▶ [Job]:
Please copy out the records word for word, starting at their first line and stopping after the line that contains "legend-label-text: conversion (1 layer, 0.05".

+ + + + +

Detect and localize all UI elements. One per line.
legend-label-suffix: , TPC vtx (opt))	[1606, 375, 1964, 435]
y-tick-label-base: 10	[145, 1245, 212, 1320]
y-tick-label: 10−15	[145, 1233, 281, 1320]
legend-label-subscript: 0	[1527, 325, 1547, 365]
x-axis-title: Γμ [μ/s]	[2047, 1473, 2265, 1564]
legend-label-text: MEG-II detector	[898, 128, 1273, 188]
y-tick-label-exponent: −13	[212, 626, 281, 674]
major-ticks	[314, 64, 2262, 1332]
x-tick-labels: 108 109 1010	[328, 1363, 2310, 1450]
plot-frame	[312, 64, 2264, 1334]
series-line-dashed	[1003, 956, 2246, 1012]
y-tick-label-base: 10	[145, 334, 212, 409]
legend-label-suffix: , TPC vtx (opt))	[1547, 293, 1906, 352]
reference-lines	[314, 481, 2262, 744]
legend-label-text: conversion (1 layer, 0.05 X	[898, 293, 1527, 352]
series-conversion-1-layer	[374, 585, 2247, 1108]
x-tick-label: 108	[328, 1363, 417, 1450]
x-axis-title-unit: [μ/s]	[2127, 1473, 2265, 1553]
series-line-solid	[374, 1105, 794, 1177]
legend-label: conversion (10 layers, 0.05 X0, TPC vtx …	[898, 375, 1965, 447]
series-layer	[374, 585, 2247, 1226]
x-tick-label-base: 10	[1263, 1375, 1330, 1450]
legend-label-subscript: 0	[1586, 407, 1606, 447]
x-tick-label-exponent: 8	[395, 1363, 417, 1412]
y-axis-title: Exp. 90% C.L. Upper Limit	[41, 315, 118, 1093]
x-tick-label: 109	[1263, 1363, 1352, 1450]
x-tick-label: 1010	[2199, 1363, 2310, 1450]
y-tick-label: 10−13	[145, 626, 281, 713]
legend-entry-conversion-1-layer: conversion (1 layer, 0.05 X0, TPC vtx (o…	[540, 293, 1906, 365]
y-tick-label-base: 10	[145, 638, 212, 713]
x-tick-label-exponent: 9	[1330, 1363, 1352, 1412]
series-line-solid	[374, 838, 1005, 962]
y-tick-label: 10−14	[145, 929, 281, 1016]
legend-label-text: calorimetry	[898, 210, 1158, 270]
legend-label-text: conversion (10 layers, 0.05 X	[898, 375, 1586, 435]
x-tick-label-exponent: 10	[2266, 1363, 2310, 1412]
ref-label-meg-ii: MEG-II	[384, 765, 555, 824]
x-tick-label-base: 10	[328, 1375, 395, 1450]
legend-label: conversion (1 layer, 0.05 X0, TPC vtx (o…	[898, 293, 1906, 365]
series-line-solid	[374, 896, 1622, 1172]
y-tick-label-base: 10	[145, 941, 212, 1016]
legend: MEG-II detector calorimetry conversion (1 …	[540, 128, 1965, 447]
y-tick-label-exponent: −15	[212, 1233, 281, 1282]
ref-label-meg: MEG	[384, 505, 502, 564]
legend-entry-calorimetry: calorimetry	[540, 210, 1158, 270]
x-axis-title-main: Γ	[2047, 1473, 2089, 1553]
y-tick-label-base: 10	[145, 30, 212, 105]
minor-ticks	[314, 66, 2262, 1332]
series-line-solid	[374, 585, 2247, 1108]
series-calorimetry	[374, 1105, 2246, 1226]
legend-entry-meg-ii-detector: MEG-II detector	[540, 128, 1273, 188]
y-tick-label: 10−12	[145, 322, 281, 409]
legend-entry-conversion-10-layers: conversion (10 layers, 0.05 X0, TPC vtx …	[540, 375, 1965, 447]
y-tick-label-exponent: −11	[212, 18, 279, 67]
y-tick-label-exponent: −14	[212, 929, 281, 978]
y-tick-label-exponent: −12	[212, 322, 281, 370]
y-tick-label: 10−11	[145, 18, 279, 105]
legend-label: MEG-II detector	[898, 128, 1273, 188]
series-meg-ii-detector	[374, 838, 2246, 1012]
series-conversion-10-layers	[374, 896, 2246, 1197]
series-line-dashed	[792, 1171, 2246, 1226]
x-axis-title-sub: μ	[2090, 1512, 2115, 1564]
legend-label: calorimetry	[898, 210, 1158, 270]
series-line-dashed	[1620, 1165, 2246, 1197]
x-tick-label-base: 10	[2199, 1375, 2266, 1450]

+ + + + +

▶ [Response for this exercise]:
Detect and localize all UI elements. One per line.
legend-label-suffix: , TPC vtx (opt))	[1606, 375, 1964, 435]
y-tick-label-base: 10	[145, 1245, 212, 1320]
y-tick-label: 10−15	[145, 1233, 281, 1320]
legend-label-subscript: 0	[1527, 325, 1547, 365]
x-axis-title: Γμ [μ/s]	[2047, 1473, 2265, 1564]
legend-label-text: MEG-II detector	[898, 128, 1273, 188]
y-tick-label-exponent: −13	[212, 626, 281, 674]
major-ticks	[314, 64, 2262, 1332]
x-tick-labels: 108 109 1010	[328, 1363, 2310, 1450]
plot-frame	[312, 64, 2264, 1334]
series-line-dashed	[1003, 956, 2246, 1012]
y-tick-label-base: 10	[145, 334, 212, 409]
legend-label-suffix: , TPC vtx (opt))	[1547, 293, 1906, 352]
reference-lines	[314, 481, 2262, 744]
legend-label-text: conversion (1 layer, 0.05 X	[898, 293, 1527, 352]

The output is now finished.